● Required work
Your answer must be an exact copy of the entries below, with no pictures in it.

● Data listing

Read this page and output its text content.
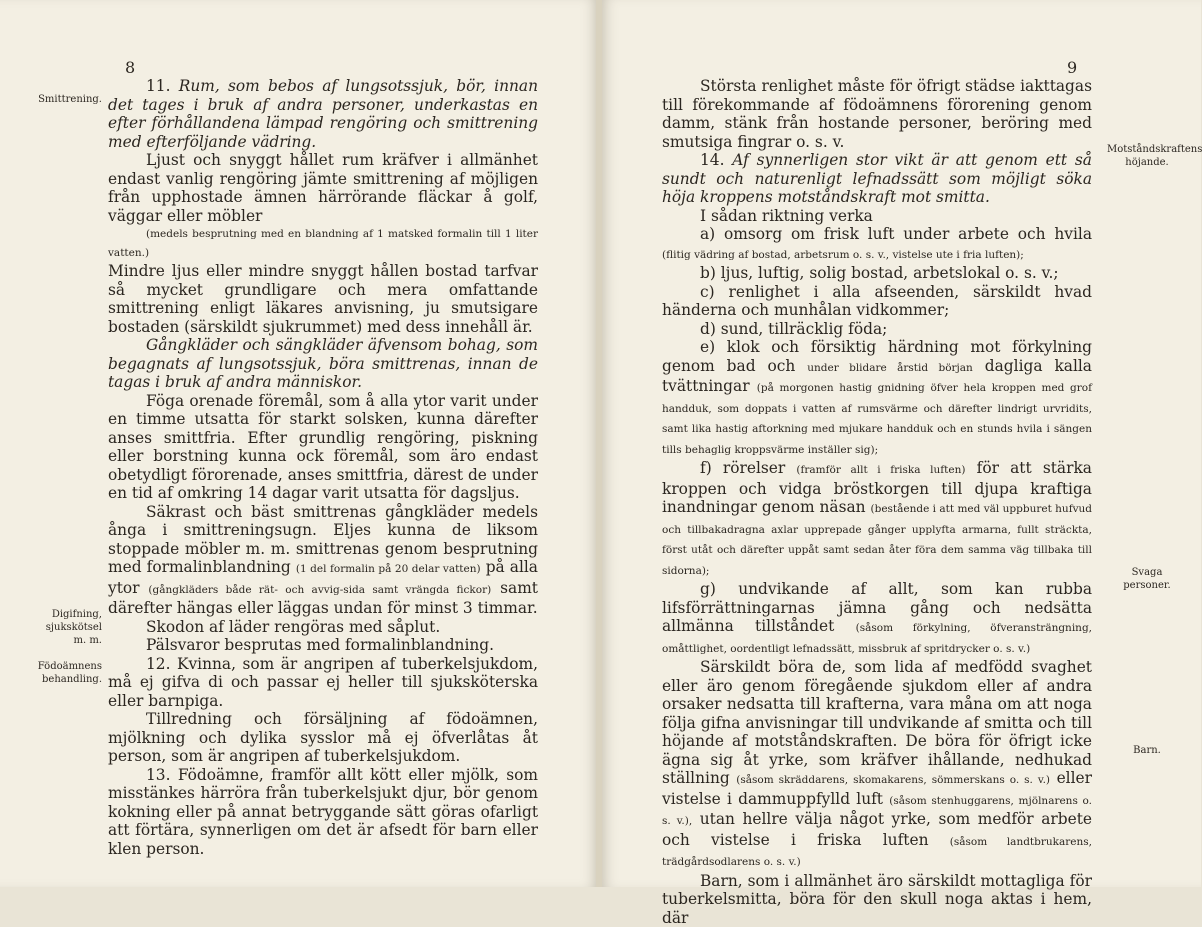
8
Smittrening.
Digifning, sjukskötsel m. m.
Födoämnens behandling.

11. Rum, som bebos af lungsotssjuk, bör, innan det tages i bruk af andra personer, underkastas en efter förhållandena lämpad rengöring och smittrening med efterföljande vädring.

Ljust och snyggt hållet rum kräfver i allmänhet endast vanlig rengöring jämte smittrening af möjligen från upphostade ämnen härrörande fläckar å golf, väggar eller möbler
(medels besprutning med en blandning af 1 matsked formalin till 1 liter vatten.)
Mindre ljus eller mindre snyggt hållen bostad tarfvar så mycket grundligare och mera omfattande smittrening enligt läkares anvisning, ju smutsigare bostaden (särskildt sjukrummet) med dess innehåll är.

Gångkläder och sängkläder äfvensom bohag, som begagnats af lungsotssjuk, böra smittrenas, innan de tagas i bruk af andra människor.

Föga orenade föremål, som å alla ytor varit under en timme utsatta för starkt solsken, kunna därefter anses smittfria. Efter grundlig rengöring, piskning eller borstning kunna ock föremål, som äro endast obetydligt förorenade, anses smittfria, därest de under en tid af omkring 14 dagar varit utsatta för dagsljus.

Säkrast och bäst smittrenas gångkläder medels ånga i smittreningsugn. Eljes kunna de liksom stoppade möbler m. m. smittrenas genom besprutning med formalinblandning (1 del formalin på 20 delar vatten) på alla ytor (gångkläders både rät- och avvig-sida samt vrängda fickor) samt därefter hängas eller läggas undan för minst 3 timmar.

Skodon af läder rengöras med såplut.

Pälsvaror besprutas med formalinblandning.

12. Kvinna, som är angripen af tuberkelsjukdom, må ej gifva di och passar ej heller till sjuksköterska eller barnpiga.

Tillredning och försäljning af födoämnen, mjölkning och dylika sysslor må ej öfverlåtas åt person, som är angripen af tuberkelsjukdom.

13. Födoämne, framför allt kött eller mjölk, som misstänkes härröra från tuberkelsjukt djur, bör genom kokning eller på annat betryggande sätt göras ofarligt att förtära, synnerligen om det är afsedt för barn eller klen person.

9
Motståndskraftens höjande.
Svaga personer.
Barn.

Största renlighet måste för öfrigt städse iakttagas till förekommande af födoämnens förorening genom damm, stänk från hostande personer, beröring med smutsiga fingrar o. s. v.

14. Af synnerligen stor vikt är att genom ett så sundt och naturenligt lefnadssätt som möjligt söka höja kroppens motståndskraft mot smitta.

I sådan riktning verka

a) omsorg om frisk luft under arbete och hvila (flitig vädring af bostad, arbetsrum o. s. v., vistelse ute i fria luften);

b) ljus, luftig, solig bostad, arbetslokal o. s. v.;

c) renlighet i alla afseenden, särskildt hvad händerna och munhålan vidkommer;

d) sund, tillräcklig föda;

e) klok och försiktig härdning mot förkylning genom bad och under blidare årstid början dagliga kalla tvättningar (på morgonen hastig gnidning öfver hela kroppen med grof handduk, som doppats i vatten af rumsvärme och därefter lindrigt urvridits, samt lika hastig aftorkning med mjukare handduk och en stunds hvila i sängen tills behaglig kroppsvärme inställer sig);

f) rörelser (framför allt i friska luften) för att stärka kroppen och vidga bröstkorgen till djupa kraftiga inandningar genom näsan (bestående i att med väl uppburet hufvud och tillbakadragna axlar upprepade gånger upplyfta armarna, fullt sträckta, först utåt och därefter uppåt samt sedan åter föra dem samma väg tillbaka till sidorna);

g) undvikande af allt, som kan rubba lifsförrättningarnas jämna gång och nedsätta allmänna tillståndet (såsom förkylning, öfveransträngning, omåttlighet, oordentligt lefnadssätt, missbruk af spritdrycker o. s. v.)

Särskildt böra de, som lida af medfödd svaghet eller äro genom föregående sjukdom eller af andra orsaker nedsatta till krafterna, vara måna om att noga följa gifna anvisningar till undvikande af smitta och till höjande af motståndskraften. De böra för öfrigt icke ägna sig åt yrke, som kräfver ihållande, nedhukad ställning (såsom skräddarens, skomakarens, sömmerskans o. s. v.) eller vistelse i dammuppfylld luft (såsom stenhuggarens, mjölnarens o. s. v.), utan hellre välja något yrke, som medför arbete och vistelse i friska luften (såsom landtbrukarens, trädgårdsodlarens o. s. v.)

Barn, som i allmänhet äro särskildt mottagliga för tuberkelsmitta, böra för den skull noga aktas i hem, där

● Task solution
Read this page and output its text content.
8
Smittrening.
Digifning, sjukskötsel m. m.
Födoämnens behandling.

11. Rum, som bebos af lungsotssjuk, bör, innan det tages i bruk af andra personer, underkastas en efter förhållandena lämpad rengöring och smittrening med efterföljande vädring.

Ljust och snyggt hållet rum kräfver i allmänhet endast vanlig rengöring jämte smittrening af möjligen från upphostade ämnen härrörande fläckar å golf, väggar eller möbler
(medels besprutning med en blandning af 1 matsked formalin till 1 liter vatten.)
Mindre ljus eller mindre snyggt hållen bostad tarfvar så mycket grundligare och mera omfattande smittrening enligt läkares anvisning, ju smutsigare bostaden (särskildt sjukrummet) med dess innehåll är.

Gångkläder och sängkläder äfvensom bohag, som begagnats af lungsotssjuk, böra smittrenas, innan de tagas i bruk af andra människor.

Föga orenade föremål, som å alla ytor varit under en timme utsatta för starkt solsken, kunna därefter anses smittfria. Efter grundlig rengöring, piskning eller borstning kunna ock föremål, som äro endast obetydligt förorenade, anses smittfria, därest de under en tid af omkring 14 dagar varit utsatta för dagsljus.

Säkrast och bäst smittrenas gångkläder medels ånga i smittreningsugn. Eljes kunna de liksom stoppade möbler m. m. smittrenas genom besprutning med formalinblandning (1 del formalin på 20 delar vatten) på alla ytor (gångkläders både rät- och avvig-sida samt vrängda fickor) samt därefter hängas eller läggas undan för minst 3 timmar.

Skodon af läder rengöras med såplut.

Pälsvaror besprutas med formalinblandning.

12. Kvinna, som är angripen af tuberkelsjukdom, må ej gifva di och passar ej heller till sjuksköterska eller barnpiga.

Tillredning och försäljning af födoämnen, mjölkning och dylika sysslor må ej öfverlåtas åt person, som är angripen af tuberkelsjukdom.

13. Födoämne, framför allt kött eller mjölk, som misstänkes härröra från tuberkelsjukt djur, bör genom kokning eller på annat betryggande sätt göras ofarligt att förtära, synnerligen om det är afsedt för barn eller klen person.

9
Motståndskraftens höjande.
Svaga personer.
Barn.

Största renlighet måste för öfrigt städse iakttagas till förekommande af födoämnens förorening genom damm, stänk från hostande personer, beröring med smutsiga fingrar o. s. v.

14. Af synnerligen stor vikt är att genom ett så sundt och naturenligt lefnadssätt som möjligt söka höja kroppens motståndskraft mot smitta.

I sådan riktning verka

a) omsorg om frisk luft under arbete och hvila (flitig vädring af bostad, arbetsrum o. s. v., vistelse ute i fria luften);

b) ljus, luftig, solig bostad, arbetslokal o. s. v.;

c) renlighet i alla afseenden, särskildt hvad händerna och munhålan vidkommer;

d) sund, tillräcklig föda;

e) klok och försiktig härdning mot förkylning genom bad och under blidare årstid början dagliga kalla tvättningar (på morgonen hastig gnidning öfver hela kroppen med grof handduk, som doppats i vatten af rumsvärme och därefter lindrigt urvridits, samt lika hastig aftorkning med mjukare handduk och en stunds hvila i sängen tills behaglig kroppsvärme inställer sig);

f) rörelser (framför allt i friska luften) för att stärka kroppen och vidga bröstkorgen till djupa kraftiga inandningar genom näsan (bestående i att med väl uppburet hufvud och tillbakadragna axlar upprepade gånger upplyfta armarna, fullt sträckta, först utåt och därefter uppåt samt sedan åter föra dem samma väg tillbaka till sidorna);

g) undvikande af allt, som kan rubba lifsförrättningarnas jämna gång och nedsätta allmänna tillståndet (såsom förkylning, öfveransträngning, omåttlighet, oordentligt lefnadssätt, missbruk af spritdrycker o. s. v.)

Särskildt böra de, som lida af medfödd svaghet eller äro genom föregående sjukdom eller af andra orsaker nedsatta till krafterna, vara måna om att noga följa gifna anvisningar till undvikande af smitta och till höjande af motståndskraften. De böra för öfrigt icke ägna sig åt yrke, som kräfver ihållande, nedhukad ställning (såsom skräddarens, skomakarens, sömmerskans o. s. v.) eller vistelse i dammuppfylld luft (såsom stenhuggarens, mjölnarens o. s. v.), utan hellre välja något yrke, som medför arbete och vistelse i friska luften (såsom landtbrukarens, trädgårdsodlarens o. s. v.)

Barn, som i allmänhet äro särskildt mottagliga för tuberkelsmitta, böra för den skull noga aktas i hem, där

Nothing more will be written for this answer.